▶ [Short task]:
Reproduce the listing below exactly. Pictures do not belong in the copy.

====================

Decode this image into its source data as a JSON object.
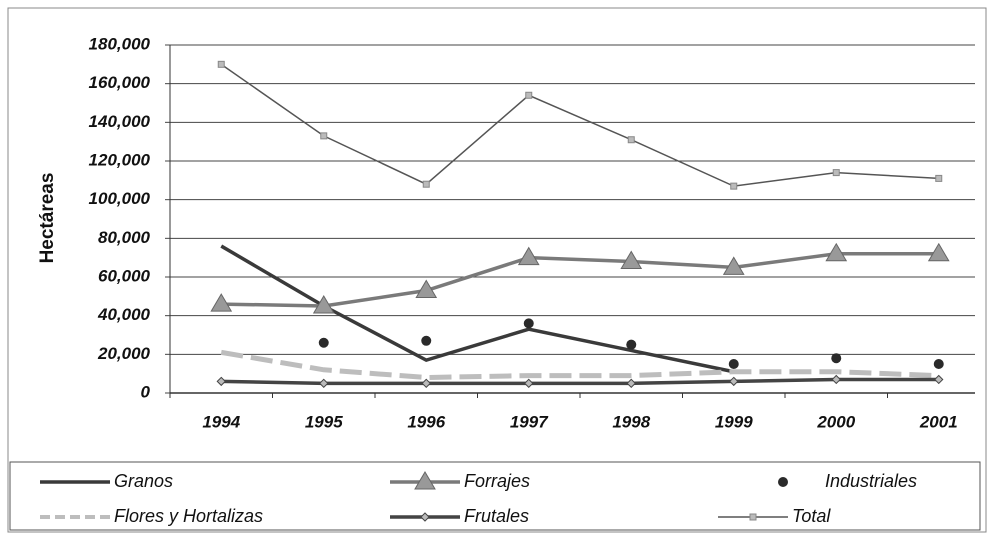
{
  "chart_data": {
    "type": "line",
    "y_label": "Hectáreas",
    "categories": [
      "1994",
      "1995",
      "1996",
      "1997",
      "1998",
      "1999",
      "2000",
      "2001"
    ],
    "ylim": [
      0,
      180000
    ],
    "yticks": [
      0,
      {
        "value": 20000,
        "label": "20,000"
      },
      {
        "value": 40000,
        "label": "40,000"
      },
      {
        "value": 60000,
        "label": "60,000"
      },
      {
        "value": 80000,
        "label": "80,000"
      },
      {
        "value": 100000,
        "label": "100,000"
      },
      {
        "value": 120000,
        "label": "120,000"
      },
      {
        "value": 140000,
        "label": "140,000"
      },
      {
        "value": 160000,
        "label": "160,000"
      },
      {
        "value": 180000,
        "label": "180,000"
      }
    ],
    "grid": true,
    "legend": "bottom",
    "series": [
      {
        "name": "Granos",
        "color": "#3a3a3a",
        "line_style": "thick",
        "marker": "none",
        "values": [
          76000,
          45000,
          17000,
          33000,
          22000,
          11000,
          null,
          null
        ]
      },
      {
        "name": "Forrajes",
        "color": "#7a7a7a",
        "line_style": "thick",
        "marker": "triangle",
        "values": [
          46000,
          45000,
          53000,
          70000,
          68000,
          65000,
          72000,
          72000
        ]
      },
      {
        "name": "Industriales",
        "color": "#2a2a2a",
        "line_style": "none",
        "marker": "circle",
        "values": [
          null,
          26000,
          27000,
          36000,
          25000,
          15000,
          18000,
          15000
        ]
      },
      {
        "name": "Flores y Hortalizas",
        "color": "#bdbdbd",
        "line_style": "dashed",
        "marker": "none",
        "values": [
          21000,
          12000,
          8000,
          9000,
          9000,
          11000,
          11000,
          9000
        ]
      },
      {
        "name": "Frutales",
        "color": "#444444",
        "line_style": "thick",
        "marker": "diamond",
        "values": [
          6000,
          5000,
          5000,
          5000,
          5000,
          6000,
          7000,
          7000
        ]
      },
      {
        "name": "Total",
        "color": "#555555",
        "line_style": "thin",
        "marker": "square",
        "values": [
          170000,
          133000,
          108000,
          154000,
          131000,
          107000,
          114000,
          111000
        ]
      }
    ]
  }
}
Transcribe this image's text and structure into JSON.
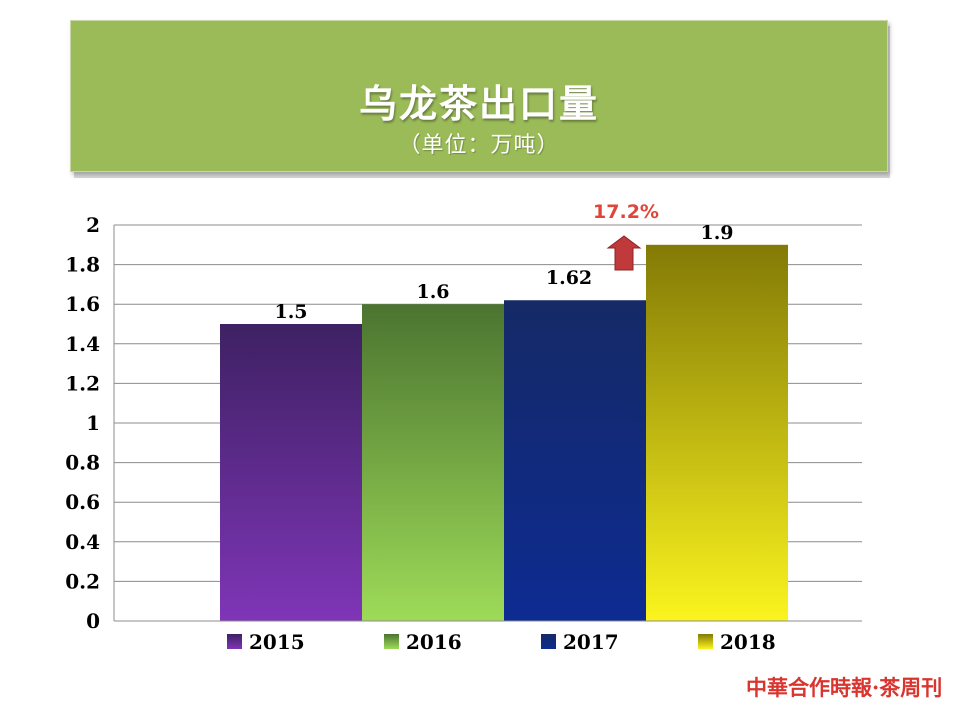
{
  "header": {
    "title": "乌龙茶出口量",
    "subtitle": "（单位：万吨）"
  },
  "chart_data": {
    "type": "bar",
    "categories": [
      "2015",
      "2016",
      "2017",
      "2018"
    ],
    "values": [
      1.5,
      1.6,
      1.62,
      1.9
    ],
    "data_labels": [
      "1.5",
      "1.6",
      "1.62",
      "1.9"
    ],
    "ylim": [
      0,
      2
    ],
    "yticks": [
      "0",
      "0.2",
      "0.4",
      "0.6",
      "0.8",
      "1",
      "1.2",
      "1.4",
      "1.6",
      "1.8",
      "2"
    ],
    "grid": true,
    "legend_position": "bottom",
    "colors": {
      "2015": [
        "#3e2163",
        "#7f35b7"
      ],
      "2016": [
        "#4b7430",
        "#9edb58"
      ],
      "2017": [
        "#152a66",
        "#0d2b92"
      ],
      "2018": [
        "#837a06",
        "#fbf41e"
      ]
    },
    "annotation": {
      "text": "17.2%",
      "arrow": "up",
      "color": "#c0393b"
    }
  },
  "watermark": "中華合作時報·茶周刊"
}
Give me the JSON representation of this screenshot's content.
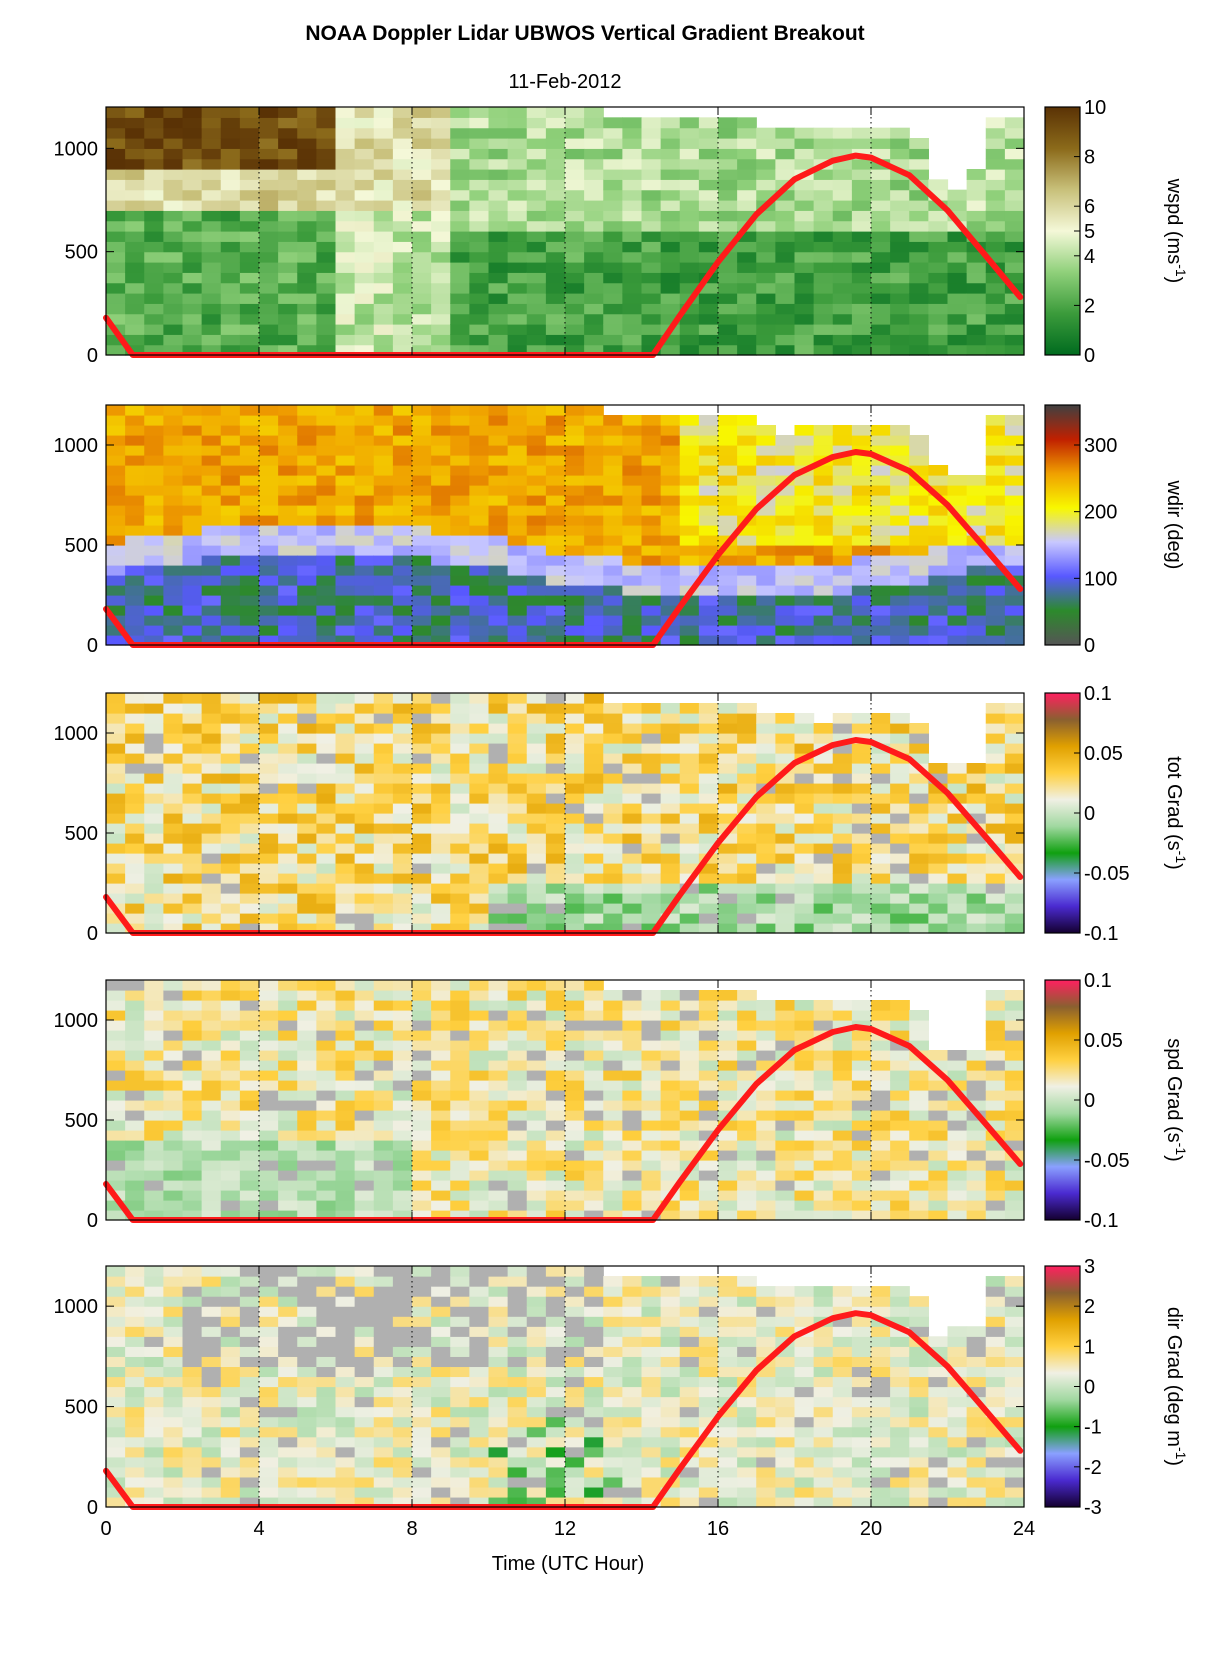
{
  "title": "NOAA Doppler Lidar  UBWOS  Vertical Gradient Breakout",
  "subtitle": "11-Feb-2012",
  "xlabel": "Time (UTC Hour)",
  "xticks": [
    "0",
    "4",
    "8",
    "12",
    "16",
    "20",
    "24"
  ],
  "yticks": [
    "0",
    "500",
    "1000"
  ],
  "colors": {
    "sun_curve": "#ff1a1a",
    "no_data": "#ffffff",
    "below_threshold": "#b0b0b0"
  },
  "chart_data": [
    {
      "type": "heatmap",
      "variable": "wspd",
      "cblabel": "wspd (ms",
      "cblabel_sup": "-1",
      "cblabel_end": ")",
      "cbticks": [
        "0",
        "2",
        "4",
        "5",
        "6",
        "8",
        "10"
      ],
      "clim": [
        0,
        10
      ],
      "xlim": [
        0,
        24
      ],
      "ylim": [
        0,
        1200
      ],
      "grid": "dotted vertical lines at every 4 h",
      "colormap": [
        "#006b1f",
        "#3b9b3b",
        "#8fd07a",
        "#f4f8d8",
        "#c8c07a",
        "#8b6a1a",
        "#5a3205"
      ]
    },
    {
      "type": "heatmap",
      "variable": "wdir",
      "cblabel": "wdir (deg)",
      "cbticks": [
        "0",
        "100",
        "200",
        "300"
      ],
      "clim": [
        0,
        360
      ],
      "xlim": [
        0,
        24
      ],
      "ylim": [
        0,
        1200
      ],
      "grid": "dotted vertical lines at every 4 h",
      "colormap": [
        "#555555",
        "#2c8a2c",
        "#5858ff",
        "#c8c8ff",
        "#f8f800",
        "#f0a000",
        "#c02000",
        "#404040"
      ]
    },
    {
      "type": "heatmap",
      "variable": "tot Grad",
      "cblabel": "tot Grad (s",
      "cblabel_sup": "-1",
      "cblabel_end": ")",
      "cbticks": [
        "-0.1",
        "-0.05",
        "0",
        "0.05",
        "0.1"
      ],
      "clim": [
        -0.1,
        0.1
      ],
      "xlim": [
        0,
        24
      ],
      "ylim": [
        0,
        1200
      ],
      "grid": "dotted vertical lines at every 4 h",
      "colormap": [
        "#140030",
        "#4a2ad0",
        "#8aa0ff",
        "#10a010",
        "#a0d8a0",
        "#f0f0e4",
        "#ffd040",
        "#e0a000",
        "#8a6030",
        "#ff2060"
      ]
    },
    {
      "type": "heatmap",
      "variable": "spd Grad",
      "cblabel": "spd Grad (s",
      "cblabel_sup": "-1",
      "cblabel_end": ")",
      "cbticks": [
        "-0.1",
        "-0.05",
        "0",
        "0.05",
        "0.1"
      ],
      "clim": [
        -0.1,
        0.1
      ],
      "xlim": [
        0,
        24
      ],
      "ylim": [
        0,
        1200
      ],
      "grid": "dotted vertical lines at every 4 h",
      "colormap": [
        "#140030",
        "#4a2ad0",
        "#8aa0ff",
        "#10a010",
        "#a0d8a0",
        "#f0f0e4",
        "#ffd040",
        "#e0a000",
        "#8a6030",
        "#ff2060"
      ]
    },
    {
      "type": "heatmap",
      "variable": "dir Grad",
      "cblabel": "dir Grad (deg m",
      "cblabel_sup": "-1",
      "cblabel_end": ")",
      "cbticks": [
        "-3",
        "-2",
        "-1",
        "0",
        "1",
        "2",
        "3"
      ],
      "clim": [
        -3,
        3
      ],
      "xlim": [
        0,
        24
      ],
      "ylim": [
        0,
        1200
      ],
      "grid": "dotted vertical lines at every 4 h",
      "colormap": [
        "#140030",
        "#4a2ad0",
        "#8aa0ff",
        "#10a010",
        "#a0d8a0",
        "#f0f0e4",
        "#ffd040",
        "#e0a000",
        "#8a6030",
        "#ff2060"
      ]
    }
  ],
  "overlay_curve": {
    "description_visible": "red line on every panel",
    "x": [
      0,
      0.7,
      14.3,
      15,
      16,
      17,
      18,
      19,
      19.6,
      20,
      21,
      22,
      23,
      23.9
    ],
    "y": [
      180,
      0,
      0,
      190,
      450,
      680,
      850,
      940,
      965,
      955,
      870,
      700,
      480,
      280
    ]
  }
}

====================

▶ [Correct output]:
Decode this image into its source data as a JSON object.
{
  "chart_data": {
    "type": "line",
    "y_label": "Hectáreas",
    "categories": [
      "1994",
      "1995",
      "1996",
      "1997",
      "1998",
      "1999",
      "2000",
      "2001"
    ],
    "ylim": [
      0,
      180000
    ],
    "yticks": [
      0,
      {
        "value": 20000,
        "label": "20,000"
      },
      {
        "value": 40000,
        "label": "40,000"
      },
      {
        "value": 60000,
        "label": "60,000"
      },
      {
        "value": 80000,
        "label": "80,000"
      },
      {
        "value": 100000,
        "label": "100,000"
      },
      {
        "value": 120000,
        "label": "120,000"
      },
      {
        "value": 140000,
        "label": "140,000"
      },
      {
        "value": 160000,
        "label": "160,000"
      },
      {
        "value": 180000,
        "label": "180,000"
      }
    ],
    "grid": true,
    "legend": "bottom",
    "series": [
      {
        "name": "Granos",
        "color": "#3a3a3a",
        "line_style": "thick",
        "marker": "none",
        "values": [
          76000,
          45000,
          17000,
          33000,
          22000,
          11000,
          null,
          null
        ]
      },
      {
        "name": "Forrajes",
        "color": "#7a7a7a",
        "line_style": "thick",
        "marker": "triangle",
        "values": [
          46000,
          45000,
          53000,
          70000,
          68000,
          65000,
          72000,
          72000
        ]
      },
      {
        "name": "Industriales",
        "color": "#2a2a2a",
        "line_style": "none",
        "marker": "circle",
        "values": [
          null,
          26000,
          27000,
          36000,
          25000,
          15000,
          18000,
          15000
        ]
      },
      {
        "name": "Flores y Hortalizas",
        "color": "#bdbdbd",
        "line_style": "dashed",
        "marker": "none",
        "values": [
          21000,
          12000,
          8000,
          9000,
          9000,
          11000,
          11000,
          9000
        ]
      },
      {
        "name": "Frutales",
        "color": "#444444",
        "line_style": "thick",
        "marker": "diamond",
        "values": [
          6000,
          5000,
          5000,
          5000,
          5000,
          6000,
          7000,
          7000
        ]
      },
      {
        "name": "Total",
        "color": "#555555",
        "line_style": "thin",
        "marker": "square",
        "values": [
          170000,
          133000,
          108000,
          154000,
          131000,
          107000,
          114000,
          111000
        ]
      }
    ]
  }
}
Transcribe this image's text and structure into JSON.
{
  "header": {
    "title": "乌龙茶出口量",
    "subtitle": "（单位：万吨）"
  },
  "chart_data": {
    "type": "bar",
    "categories": [
      "2015",
      "2016",
      "2017",
      "2018"
    ],
    "values": [
      1.5,
      1.6,
      1.62,
      1.9
    ],
    "data_labels": [
      "1.5",
      "1.6",
      "1.62",
      "1.9"
    ],
    "ylim": [
      0,
      2
    ],
    "yticks": [
      "0",
      "0.2",
      "0.4",
      "0.6",
      "0.8",
      "1",
      "1.2",
      "1.4",
      "1.6",
      "1.8",
      "2"
    ],
    "grid": true,
    "legend_position": "bottom",
    "colors": {
      "2015": [
        "#3e2163",
        "#7f35b7"
      ],
      "2016": [
        "#4b7430",
        "#9edb58"
      ],
      "2017": [
        "#152a66",
        "#0d2b92"
      ],
      "2018": [
        "#837a06",
        "#fbf41e"
      ]
    },
    "annotation": {
      "text": "17.2%",
      "arrow": "up",
      "color": "#c0393b"
    }
  },
  "watermark": "中華合作時報·茶周刊"
}
Give me the JSON representation of this screenshot's content.
{
  "title": "NOAA Doppler Lidar  UBWOS  Vertical Gradient Breakout",
  "subtitle": "11-Feb-2012",
  "xlabel": "Time (UTC Hour)",
  "xticks": [
    "0",
    "4",
    "8",
    "12",
    "16",
    "20",
    "24"
  ],
  "yticks": [
    "0",
    "500",
    "1000"
  ],
  "colors": {
    "sun_curve": "#ff1a1a",
    "no_data": "#ffffff",
    "below_threshold": "#b0b0b0"
  },
  "chart_data": [
    {
      "type": "heatmap",
      "variable": "wspd",
      "cblabel": "wspd (ms",
      "cblabel_sup": "-1",
      "cblabel_end": ")",
      "cbticks": [
        "0",
        "2",
        "4",
        "5",
        "6",
        "8",
        "10"
      ],
      "clim": [
        0,
        10
      ],
      "xlim": [
        0,
        24
      ],
      "ylim": [
        0,
        1200
      ],
      "grid": "dotted vertical lines at every 4 h",
      "colormap": [
        "#006b1f",
        "#3b9b3b",
        "#8fd07a",
        "#f4f8d8",
        "#c8c07a",
        "#8b6a1a",
        "#5a3205"
      ]
    },
    {
      "type": "heatmap",
      "variable": "wdir",
      "cblabel": "wdir (deg)",
      "cbticks": [
        "0",
        "100",
        "200",
        "300"
      ],
      "clim": [
        0,
        360
      ],
      "xlim": [
        0,
        24
      ],
      "ylim": [
        0,
        1200
      ],
      "grid": "dotted vertical lines at every 4 h",
      "colormap": [
        "#555555",
        "#2c8a2c",
        "#5858ff",
        "#c8c8ff",
        "#f8f800",
        "#f0a000",
        "#c02000",
        "#404040"
      ]
    },
    {
      "type": "heatmap",
      "variable": "tot Grad",
      "cblabel": "tot Grad (s",
      "cblabel_sup": "-1",
      "cblabel_end": ")",
      "cbticks": [
        "-0.1",
        "-0.05",
        "0",
        "0.05",
        "0.1"
      ],
      "clim": [
        -0.1,
        0.1
      ],
      "xlim": [
        0,
        24
      ],
      "ylim": [
        0,
        1200
      ],
      "grid": "dotted vertical lines at every 4 h",
      "colormap": [
        "#140030",
        "#4a2ad0",
        "#8aa0ff",
        "#10a010",
        "#a0d8a0",
        "#f0f0e4",
        "#ffd040",
        "#e0a000",
        "#8a6030",
        "#ff2060"
      ]
    },
    {
      "type": "heatmap",
      "variable": "spd Grad",
      "cblabel": "spd Grad (s",
      "cblabel_sup": "-1",
      "cblabel_end": ")",
      "cbticks": [
        "-0.1",
        "-0.05",
        "0",
        "0.05",
        "0.1"
      ],
      "clim": [
        -0.1,
        0.1
      ],
      "xlim": [
        0,
        24
      ],
      "ylim": [
        0,
        1200
      ],
      "grid": "dotted vertical lines at every 4 h",
      "colormap": [
        "#140030",
        "#4a2ad0",
        "#8aa0ff",
        "#10a010",
        "#a0d8a0",
        "#f0f0e4",
        "#ffd040",
        "#e0a000",
        "#8a6030",
        "#ff2060"
      ]
    },
    {
      "type": "heatmap",
      "variable": "dir Grad",
      "cblabel": "dir Grad (deg m",
      "cblabel_sup": "-1",
      "cblabel_end": ")",
      "cbticks": [
        "-3",
        "-2",
        "-1",
        "0",
        "1",
        "2",
        "3"
      ],
      "clim": [
        -3,
        3
      ],
      "xlim": [
        0,
        24
      ],
      "ylim": [
        0,
        1200
      ],
      "grid": "dotted vertical lines at every 4 h",
      "colormap": [
        "#140030",
        "#4a2ad0",
        "#8aa0ff",
        "#10a010",
        "#a0d8a0",
        "#f0f0e4",
        "#ffd040",
        "#e0a000",
        "#8a6030",
        "#ff2060"
      ]
    }
  ],
  "overlay_curve": {
    "description_visible": "red line on every panel",
    "x": [
      0,
      0.7,
      14.3,
      15,
      16,
      17,
      18,
      19,
      19.6,
      20,
      21,
      22,
      23,
      23.9
    ],
    "y": [
      180,
      0,
      0,
      190,
      450,
      680,
      850,
      940,
      965,
      955,
      870,
      700,
      480,
      280
    ]
  }
}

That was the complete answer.